● **Task directions**
Revise the entries from the beginning of the records through the line containing "y-tick-label: 10: [95, 429, 112, 447]", replacing each "bar-slot" with "bar-column" and leaving everything else unchanged.
# START OF Source material
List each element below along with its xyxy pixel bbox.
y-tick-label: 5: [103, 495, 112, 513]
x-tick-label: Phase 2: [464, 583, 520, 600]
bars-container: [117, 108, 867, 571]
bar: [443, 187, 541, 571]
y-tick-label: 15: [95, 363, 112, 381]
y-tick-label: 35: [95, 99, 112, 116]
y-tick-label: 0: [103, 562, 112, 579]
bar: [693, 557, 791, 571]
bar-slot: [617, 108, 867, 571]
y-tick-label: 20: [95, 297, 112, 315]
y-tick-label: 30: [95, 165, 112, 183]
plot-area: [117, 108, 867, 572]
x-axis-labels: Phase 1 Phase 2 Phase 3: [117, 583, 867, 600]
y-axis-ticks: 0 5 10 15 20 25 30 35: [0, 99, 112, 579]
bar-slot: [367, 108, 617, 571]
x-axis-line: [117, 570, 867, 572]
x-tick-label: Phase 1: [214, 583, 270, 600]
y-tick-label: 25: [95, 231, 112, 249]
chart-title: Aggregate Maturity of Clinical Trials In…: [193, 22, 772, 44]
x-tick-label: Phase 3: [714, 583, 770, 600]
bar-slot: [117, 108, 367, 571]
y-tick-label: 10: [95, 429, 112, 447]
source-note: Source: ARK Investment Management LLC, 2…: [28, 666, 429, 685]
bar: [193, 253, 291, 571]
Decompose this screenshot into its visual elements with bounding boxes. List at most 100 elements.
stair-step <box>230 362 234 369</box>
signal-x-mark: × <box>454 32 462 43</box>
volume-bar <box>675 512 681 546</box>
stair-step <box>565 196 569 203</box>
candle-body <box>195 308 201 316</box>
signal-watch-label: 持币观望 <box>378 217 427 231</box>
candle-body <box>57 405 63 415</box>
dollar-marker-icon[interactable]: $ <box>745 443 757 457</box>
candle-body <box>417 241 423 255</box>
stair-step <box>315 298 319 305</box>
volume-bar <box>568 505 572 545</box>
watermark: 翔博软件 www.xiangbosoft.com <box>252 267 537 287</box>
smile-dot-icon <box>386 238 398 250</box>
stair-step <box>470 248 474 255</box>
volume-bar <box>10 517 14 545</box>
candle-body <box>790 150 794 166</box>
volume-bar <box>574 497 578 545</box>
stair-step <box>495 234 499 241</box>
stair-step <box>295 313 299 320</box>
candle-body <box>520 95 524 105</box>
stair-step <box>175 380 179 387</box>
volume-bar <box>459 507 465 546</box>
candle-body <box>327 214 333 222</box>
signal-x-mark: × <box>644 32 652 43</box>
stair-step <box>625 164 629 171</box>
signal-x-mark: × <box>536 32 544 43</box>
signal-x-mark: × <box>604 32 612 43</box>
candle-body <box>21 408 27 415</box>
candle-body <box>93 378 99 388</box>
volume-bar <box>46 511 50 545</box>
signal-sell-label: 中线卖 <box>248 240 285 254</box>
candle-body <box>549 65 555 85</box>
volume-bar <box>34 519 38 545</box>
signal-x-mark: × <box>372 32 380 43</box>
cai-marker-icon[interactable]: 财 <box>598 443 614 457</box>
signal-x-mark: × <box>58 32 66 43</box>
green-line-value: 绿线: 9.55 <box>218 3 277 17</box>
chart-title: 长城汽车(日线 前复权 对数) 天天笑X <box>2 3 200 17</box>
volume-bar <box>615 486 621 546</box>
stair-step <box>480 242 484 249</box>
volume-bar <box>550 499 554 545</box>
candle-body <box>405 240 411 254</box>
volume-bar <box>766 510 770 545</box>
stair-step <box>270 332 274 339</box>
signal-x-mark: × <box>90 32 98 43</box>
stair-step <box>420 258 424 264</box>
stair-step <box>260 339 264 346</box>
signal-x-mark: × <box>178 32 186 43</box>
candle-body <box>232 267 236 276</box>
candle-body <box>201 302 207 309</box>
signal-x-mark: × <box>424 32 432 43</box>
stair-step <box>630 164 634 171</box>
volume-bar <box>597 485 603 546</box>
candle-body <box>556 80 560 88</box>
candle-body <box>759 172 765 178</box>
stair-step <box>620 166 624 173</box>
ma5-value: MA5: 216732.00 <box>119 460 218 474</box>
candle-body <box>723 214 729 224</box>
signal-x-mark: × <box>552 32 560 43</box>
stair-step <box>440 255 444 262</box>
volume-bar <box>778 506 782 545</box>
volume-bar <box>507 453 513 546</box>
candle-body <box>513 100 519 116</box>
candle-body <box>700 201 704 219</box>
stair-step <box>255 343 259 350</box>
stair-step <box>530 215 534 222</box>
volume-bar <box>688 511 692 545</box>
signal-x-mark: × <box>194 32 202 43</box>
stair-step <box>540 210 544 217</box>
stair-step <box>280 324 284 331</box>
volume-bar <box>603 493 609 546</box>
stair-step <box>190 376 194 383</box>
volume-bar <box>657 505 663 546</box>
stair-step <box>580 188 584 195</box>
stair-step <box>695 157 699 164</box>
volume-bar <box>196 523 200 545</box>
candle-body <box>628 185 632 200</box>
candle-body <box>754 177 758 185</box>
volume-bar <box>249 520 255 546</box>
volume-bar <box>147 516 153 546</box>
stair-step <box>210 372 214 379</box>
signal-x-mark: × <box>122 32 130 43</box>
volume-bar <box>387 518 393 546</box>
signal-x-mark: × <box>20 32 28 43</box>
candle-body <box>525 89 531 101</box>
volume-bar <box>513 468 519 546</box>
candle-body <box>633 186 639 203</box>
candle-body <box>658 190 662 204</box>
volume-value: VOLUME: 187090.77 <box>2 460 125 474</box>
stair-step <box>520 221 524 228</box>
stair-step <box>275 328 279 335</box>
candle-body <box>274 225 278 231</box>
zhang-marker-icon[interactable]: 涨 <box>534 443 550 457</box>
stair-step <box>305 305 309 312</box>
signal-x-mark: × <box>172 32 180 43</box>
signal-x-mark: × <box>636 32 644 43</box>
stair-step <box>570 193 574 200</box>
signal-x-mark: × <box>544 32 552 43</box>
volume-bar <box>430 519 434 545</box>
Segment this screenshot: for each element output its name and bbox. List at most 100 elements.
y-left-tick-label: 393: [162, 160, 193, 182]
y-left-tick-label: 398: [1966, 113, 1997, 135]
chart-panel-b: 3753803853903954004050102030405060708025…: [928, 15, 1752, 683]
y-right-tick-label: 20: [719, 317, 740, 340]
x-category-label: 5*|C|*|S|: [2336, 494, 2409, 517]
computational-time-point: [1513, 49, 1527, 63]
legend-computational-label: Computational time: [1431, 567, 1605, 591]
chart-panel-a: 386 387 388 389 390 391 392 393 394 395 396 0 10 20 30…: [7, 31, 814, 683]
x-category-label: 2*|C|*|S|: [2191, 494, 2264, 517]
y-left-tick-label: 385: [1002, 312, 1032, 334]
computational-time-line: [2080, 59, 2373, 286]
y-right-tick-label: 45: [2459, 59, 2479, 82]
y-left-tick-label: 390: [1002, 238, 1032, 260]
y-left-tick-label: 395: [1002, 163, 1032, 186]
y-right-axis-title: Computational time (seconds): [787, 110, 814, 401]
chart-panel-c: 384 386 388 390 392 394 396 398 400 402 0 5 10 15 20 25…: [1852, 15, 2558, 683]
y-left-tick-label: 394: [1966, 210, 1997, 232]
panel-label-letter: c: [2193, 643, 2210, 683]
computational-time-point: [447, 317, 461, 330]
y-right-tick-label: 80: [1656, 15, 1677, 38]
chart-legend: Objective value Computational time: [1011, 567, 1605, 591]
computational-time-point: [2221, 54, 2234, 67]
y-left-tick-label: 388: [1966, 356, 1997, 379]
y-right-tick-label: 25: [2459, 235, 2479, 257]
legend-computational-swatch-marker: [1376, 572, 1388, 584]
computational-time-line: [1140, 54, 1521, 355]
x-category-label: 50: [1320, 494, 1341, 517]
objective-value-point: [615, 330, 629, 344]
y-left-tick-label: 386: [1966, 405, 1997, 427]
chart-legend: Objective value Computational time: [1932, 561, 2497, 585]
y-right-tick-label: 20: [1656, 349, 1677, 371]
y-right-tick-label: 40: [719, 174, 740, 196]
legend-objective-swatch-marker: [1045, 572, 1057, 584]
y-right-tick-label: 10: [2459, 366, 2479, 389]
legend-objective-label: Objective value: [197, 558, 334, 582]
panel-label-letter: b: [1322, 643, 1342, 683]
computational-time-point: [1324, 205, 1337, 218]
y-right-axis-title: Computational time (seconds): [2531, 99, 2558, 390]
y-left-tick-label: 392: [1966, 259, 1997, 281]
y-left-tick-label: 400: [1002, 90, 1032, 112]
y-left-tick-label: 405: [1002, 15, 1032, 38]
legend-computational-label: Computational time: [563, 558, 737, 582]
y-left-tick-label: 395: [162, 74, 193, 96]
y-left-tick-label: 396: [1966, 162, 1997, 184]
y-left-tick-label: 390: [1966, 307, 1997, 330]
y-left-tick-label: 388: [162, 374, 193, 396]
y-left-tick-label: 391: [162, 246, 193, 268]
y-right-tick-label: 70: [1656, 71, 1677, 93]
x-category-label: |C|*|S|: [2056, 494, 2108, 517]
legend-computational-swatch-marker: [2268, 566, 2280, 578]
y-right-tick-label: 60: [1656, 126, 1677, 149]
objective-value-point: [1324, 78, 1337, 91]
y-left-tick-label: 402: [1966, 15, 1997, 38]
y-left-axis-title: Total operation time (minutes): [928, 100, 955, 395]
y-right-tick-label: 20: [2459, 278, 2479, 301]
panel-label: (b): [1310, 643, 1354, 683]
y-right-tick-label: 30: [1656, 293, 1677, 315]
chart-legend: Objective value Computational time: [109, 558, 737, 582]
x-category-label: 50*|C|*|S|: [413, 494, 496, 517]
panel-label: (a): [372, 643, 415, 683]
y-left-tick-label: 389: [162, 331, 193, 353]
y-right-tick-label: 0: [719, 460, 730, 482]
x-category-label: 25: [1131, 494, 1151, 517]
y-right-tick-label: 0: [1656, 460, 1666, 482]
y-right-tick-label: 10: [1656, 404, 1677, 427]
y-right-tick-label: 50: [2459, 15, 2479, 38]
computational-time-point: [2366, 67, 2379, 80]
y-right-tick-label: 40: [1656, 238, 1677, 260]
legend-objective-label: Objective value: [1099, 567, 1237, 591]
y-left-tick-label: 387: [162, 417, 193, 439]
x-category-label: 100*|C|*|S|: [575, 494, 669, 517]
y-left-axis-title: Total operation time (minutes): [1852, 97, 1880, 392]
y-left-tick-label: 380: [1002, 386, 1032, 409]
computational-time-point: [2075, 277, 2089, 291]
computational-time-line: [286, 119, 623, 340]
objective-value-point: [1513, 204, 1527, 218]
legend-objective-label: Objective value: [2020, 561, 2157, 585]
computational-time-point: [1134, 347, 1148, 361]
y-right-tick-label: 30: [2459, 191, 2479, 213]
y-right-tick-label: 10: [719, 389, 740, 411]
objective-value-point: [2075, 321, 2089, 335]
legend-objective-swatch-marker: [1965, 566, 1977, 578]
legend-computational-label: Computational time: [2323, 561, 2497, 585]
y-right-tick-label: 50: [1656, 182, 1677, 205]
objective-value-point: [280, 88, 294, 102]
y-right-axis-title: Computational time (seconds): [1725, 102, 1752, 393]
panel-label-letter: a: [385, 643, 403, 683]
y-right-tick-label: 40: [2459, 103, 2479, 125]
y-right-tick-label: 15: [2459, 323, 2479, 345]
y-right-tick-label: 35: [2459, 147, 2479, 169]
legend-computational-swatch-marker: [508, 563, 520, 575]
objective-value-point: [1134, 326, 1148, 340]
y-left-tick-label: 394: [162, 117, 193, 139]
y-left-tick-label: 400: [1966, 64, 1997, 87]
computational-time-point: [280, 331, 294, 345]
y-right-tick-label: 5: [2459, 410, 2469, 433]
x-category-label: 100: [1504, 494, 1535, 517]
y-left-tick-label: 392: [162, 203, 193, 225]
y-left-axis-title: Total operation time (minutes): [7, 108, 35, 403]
# END OF Source material
● **Exercise answer**
List each element below along with its xyxy pixel bbox.
y-tick-label: 5: [103, 495, 112, 513]
x-tick-label: Phase 2: [464, 583, 520, 600]
bars-container: [117, 108, 867, 571]
bar: [443, 187, 541, 571]
y-tick-label: 15: [95, 363, 112, 381]
y-tick-label: 35: [95, 99, 112, 116]
y-tick-label: 0: [103, 562, 112, 579]
bar: [693, 557, 791, 571]
bar-column: [617, 108, 867, 571]
y-tick-label: 20: [95, 297, 112, 315]
y-tick-label: 30: [95, 165, 112, 183]
plot-area: [117, 108, 867, 572]
x-axis-labels: Phase 1 Phase 2 Phase 3: [117, 583, 867, 600]
y-axis-ticks: 0 5 10 15 20 25 30 35: [0, 99, 112, 579]
bar-column: [367, 108, 617, 571]
x-axis-line: [117, 570, 867, 572]
x-tick-label: Phase 1: [214, 583, 270, 600]
y-tick-label: 25: [95, 231, 112, 249]
chart-title: Aggregate Maturity of Clinical Trials In…: [193, 22, 772, 44]
x-tick-label: Phase 3: [714, 583, 770, 600]
bar-column: [117, 108, 367, 571]
y-tick-label: 10: [95, 429, 112, 447]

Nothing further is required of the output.